------ Entries shown ------
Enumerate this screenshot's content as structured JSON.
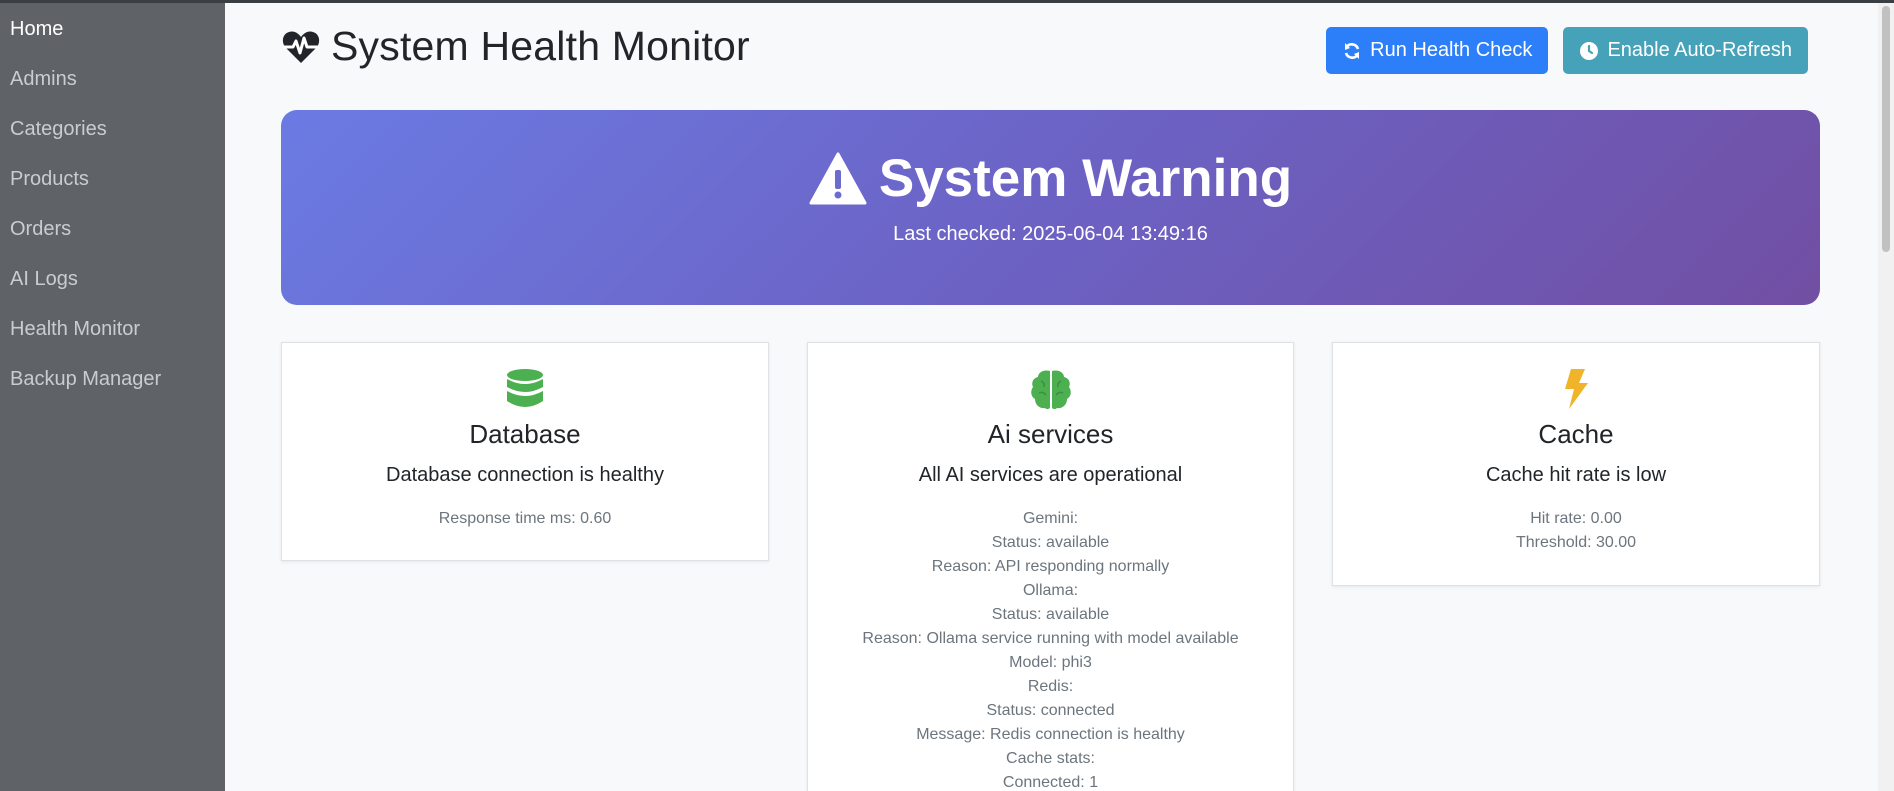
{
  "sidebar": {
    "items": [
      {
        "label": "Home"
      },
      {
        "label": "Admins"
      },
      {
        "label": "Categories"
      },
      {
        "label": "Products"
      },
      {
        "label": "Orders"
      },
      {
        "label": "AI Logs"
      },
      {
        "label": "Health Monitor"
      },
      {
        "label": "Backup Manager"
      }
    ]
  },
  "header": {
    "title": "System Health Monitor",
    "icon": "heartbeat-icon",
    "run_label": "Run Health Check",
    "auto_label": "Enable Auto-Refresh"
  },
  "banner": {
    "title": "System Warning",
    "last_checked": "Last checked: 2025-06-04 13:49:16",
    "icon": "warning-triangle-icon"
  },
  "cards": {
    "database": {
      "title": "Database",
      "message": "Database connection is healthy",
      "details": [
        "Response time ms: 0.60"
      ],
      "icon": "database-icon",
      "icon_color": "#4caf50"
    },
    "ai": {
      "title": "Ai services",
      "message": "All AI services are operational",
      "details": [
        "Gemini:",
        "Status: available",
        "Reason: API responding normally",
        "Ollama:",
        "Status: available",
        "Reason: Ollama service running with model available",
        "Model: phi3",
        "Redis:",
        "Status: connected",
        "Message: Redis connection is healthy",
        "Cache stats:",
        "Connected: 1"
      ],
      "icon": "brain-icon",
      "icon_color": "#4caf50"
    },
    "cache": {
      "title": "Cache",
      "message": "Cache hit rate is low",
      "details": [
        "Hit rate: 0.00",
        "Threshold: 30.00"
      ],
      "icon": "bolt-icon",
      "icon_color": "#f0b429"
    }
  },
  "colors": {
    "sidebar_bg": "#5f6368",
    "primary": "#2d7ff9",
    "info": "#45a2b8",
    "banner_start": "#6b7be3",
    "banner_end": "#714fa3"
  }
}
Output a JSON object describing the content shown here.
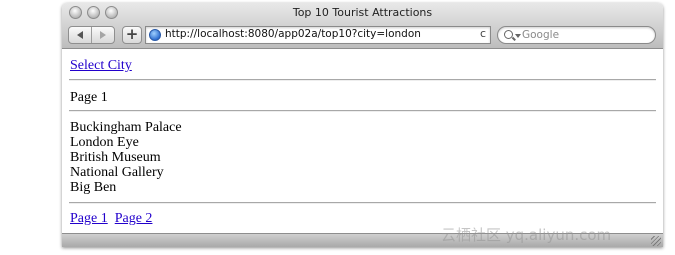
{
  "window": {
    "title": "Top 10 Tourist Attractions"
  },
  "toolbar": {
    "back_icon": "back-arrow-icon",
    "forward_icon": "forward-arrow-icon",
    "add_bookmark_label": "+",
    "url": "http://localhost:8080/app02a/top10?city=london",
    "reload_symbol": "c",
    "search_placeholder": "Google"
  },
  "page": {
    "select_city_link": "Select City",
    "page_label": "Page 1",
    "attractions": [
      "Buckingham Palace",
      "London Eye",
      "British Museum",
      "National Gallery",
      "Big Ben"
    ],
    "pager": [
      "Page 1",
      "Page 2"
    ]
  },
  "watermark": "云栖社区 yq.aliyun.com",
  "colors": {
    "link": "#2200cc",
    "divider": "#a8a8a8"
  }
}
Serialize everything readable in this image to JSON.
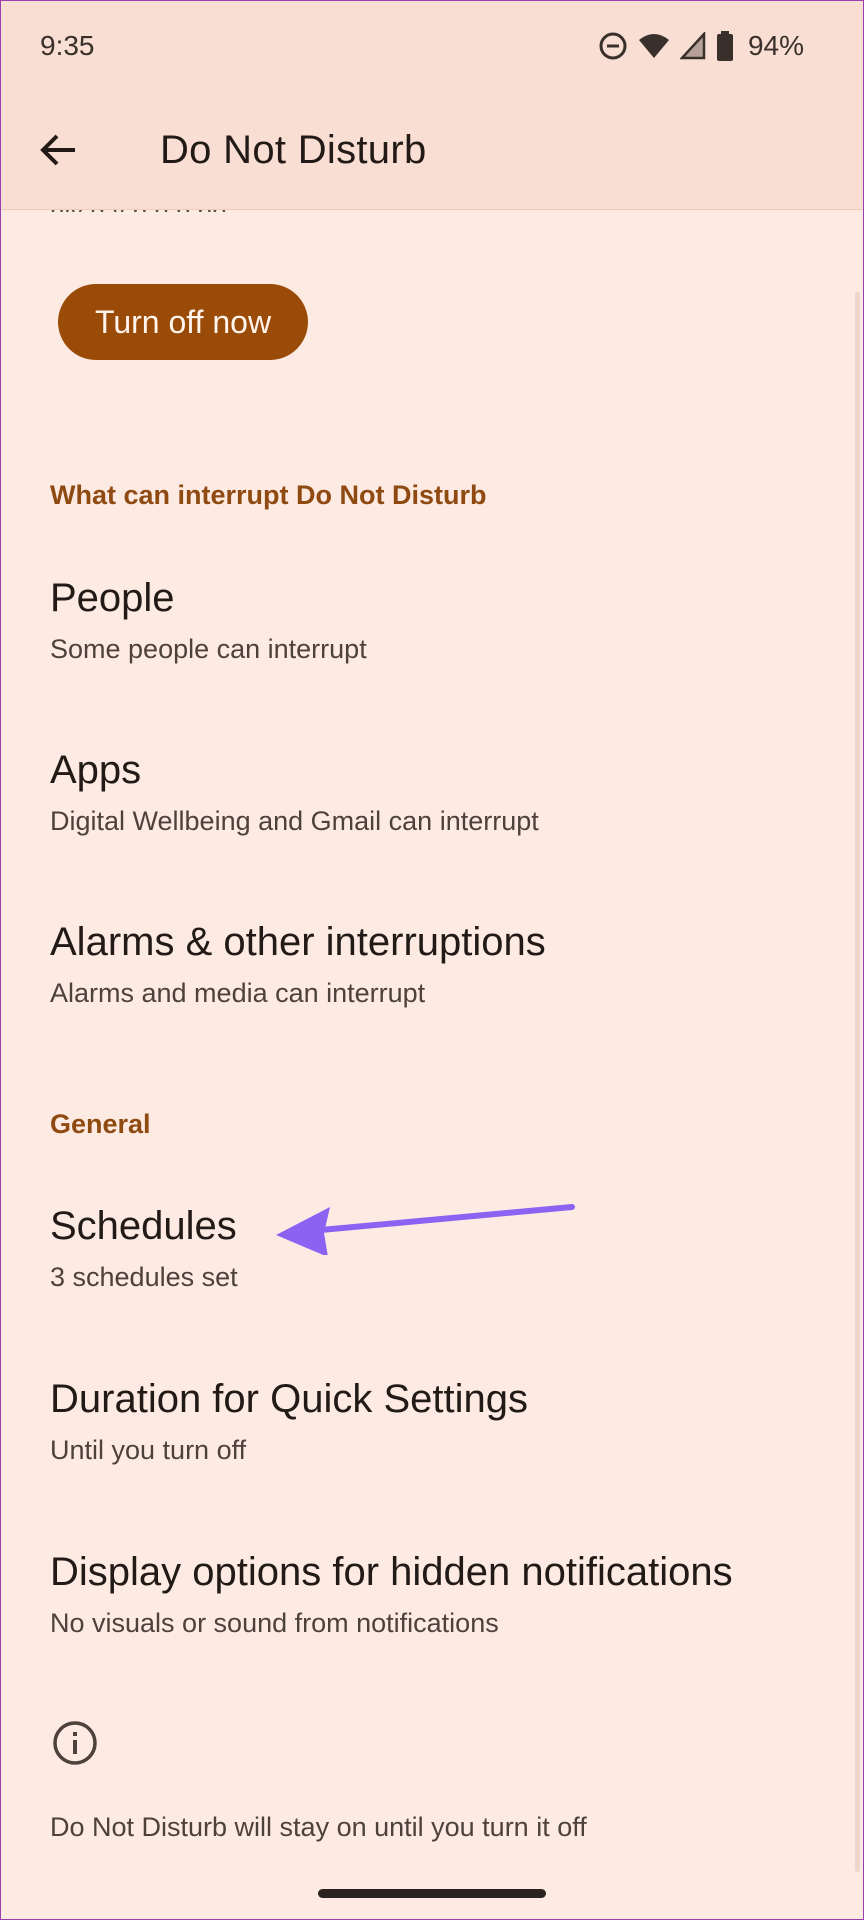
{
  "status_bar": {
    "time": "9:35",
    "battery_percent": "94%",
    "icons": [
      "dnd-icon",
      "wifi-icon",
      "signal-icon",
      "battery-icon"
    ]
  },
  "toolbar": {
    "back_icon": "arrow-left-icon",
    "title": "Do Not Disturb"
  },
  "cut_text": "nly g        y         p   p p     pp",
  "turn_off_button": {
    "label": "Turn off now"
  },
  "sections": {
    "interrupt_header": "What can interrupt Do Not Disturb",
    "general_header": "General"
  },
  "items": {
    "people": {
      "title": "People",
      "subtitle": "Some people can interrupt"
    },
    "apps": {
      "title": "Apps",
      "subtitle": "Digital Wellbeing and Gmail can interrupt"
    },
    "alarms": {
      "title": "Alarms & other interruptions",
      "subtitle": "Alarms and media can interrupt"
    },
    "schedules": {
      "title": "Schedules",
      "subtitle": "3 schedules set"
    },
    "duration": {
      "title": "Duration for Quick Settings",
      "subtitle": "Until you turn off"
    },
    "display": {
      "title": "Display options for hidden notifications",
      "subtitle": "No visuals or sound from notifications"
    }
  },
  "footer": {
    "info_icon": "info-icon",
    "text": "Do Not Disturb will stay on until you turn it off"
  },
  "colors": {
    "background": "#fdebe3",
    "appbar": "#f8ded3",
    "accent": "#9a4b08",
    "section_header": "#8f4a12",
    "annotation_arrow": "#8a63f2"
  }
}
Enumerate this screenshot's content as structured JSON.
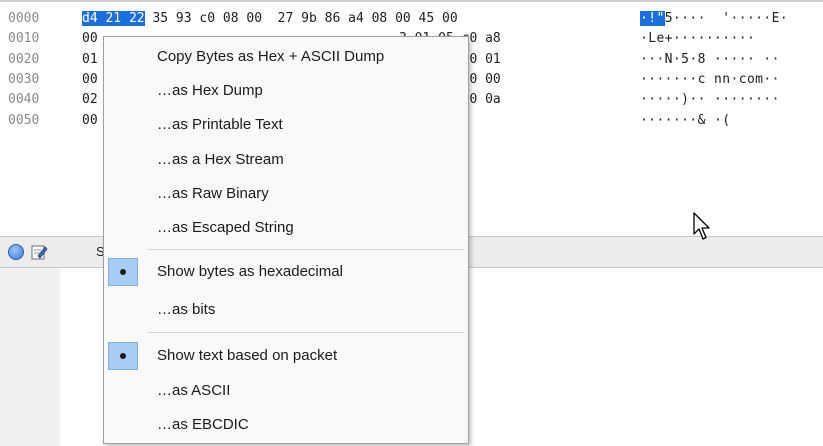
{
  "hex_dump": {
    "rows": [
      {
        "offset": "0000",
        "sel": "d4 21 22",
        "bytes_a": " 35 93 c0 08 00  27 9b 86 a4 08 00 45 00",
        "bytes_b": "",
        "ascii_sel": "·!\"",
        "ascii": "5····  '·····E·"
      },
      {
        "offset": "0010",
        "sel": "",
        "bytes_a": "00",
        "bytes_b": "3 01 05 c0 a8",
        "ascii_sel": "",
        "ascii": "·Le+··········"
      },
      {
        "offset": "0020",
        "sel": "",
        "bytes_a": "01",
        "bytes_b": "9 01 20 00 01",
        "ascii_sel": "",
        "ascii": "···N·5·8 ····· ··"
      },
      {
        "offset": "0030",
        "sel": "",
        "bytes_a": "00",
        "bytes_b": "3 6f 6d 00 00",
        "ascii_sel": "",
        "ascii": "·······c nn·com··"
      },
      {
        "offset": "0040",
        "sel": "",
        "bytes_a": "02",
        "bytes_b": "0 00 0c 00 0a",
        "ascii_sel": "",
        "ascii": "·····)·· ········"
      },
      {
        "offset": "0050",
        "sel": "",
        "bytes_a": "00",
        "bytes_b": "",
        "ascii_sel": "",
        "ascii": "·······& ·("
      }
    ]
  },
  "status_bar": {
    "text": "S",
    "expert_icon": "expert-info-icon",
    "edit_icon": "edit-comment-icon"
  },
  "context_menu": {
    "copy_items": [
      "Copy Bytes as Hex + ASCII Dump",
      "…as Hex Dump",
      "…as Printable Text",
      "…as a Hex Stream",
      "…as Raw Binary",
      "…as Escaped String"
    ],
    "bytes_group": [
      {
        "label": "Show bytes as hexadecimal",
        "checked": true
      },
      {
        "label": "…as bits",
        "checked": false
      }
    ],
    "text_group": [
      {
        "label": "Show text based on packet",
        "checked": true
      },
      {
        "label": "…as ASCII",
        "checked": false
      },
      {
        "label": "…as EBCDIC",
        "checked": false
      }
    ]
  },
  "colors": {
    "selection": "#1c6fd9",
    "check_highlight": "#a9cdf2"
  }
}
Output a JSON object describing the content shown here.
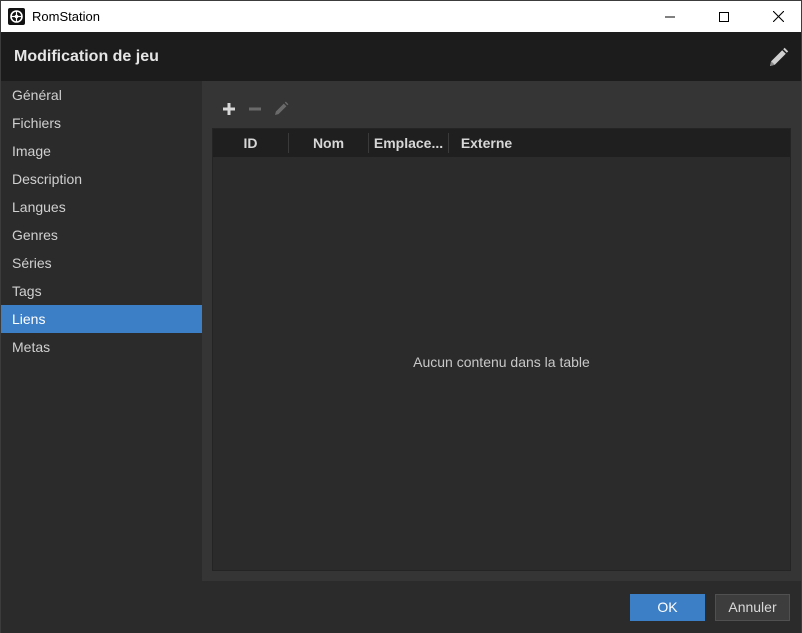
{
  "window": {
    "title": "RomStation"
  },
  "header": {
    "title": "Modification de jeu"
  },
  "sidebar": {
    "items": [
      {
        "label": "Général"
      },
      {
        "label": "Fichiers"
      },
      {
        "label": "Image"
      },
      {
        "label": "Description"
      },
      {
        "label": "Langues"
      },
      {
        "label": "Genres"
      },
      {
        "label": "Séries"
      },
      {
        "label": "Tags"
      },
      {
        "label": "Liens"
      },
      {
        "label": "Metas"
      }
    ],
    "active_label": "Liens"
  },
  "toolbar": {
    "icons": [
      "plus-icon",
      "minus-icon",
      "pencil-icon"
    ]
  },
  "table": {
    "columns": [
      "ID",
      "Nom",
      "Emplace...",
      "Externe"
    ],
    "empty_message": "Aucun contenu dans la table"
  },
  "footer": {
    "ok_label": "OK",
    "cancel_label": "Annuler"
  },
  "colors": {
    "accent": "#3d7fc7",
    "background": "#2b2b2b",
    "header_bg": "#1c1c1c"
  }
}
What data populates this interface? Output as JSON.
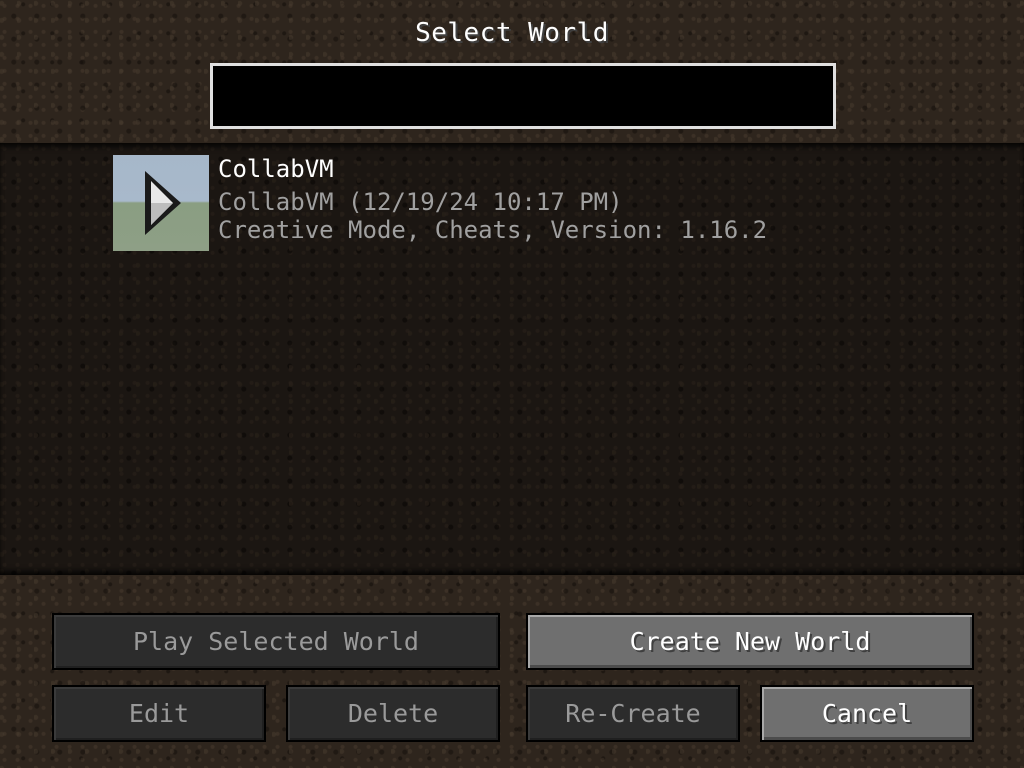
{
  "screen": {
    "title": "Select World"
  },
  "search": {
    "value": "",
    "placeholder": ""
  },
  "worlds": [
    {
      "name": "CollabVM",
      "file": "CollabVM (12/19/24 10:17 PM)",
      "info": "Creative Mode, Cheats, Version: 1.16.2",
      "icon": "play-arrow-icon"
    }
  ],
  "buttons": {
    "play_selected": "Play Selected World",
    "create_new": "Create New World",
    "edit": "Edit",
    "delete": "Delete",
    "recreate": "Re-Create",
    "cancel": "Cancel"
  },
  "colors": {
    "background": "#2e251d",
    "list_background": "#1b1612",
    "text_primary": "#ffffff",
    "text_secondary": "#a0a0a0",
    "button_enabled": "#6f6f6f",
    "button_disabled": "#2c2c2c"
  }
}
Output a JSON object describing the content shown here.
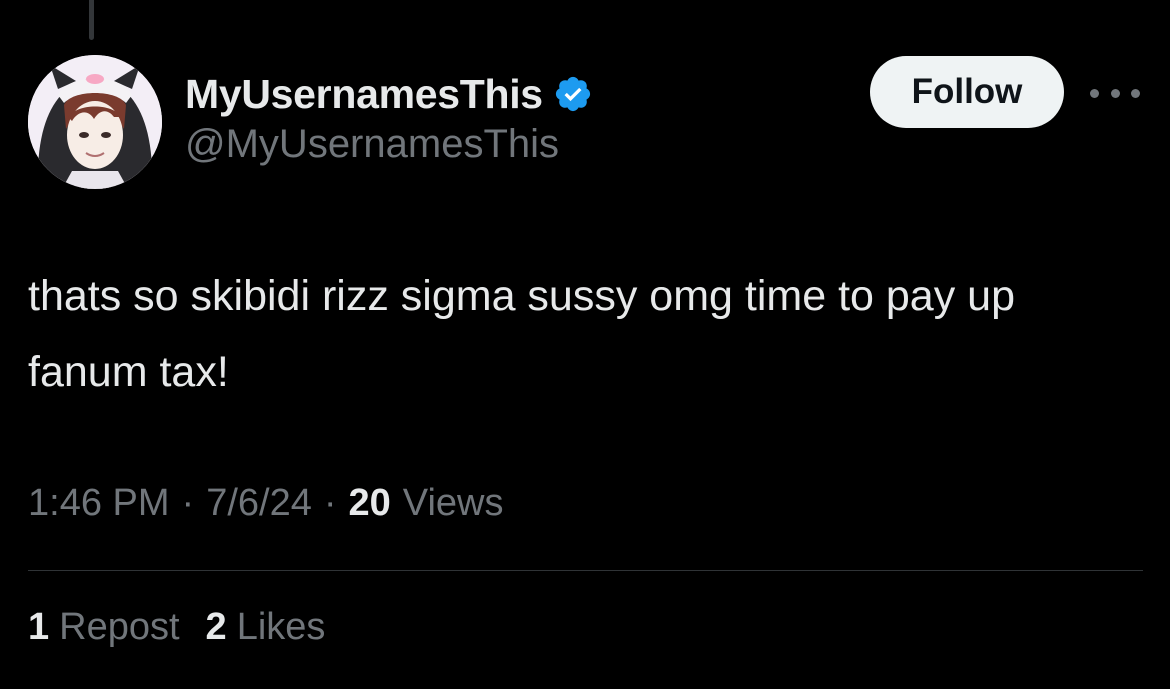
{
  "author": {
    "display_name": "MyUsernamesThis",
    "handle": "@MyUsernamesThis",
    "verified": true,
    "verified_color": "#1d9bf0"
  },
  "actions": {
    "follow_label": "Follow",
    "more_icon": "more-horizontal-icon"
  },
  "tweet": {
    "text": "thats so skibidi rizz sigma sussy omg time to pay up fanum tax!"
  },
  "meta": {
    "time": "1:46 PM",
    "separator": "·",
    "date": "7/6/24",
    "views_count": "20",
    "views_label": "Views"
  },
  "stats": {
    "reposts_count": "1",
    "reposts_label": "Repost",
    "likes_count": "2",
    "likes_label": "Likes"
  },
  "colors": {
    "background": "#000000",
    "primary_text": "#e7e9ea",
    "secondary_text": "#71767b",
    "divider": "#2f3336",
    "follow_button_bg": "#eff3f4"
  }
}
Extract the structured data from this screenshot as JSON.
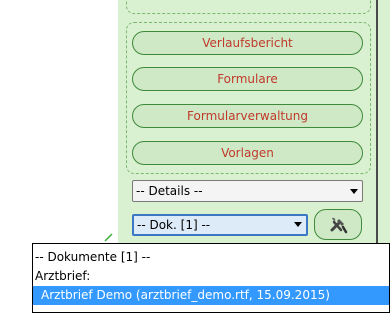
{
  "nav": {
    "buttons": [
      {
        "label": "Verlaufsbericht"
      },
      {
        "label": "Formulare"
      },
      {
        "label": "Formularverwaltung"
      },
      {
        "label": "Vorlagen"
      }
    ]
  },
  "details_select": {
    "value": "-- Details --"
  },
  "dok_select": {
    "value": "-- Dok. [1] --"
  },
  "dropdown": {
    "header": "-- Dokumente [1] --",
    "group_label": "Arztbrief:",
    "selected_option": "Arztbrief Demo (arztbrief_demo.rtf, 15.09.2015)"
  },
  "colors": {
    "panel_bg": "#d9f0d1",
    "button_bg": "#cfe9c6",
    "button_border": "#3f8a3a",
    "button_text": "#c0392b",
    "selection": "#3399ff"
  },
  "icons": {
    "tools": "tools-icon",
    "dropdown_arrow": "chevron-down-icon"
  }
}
------
*Exercise objective*
From the listing above, pick out each line where the word "Create" appears.

*Full solution*
    "create_new": "Create New World",
    "recreate": "Re-Create",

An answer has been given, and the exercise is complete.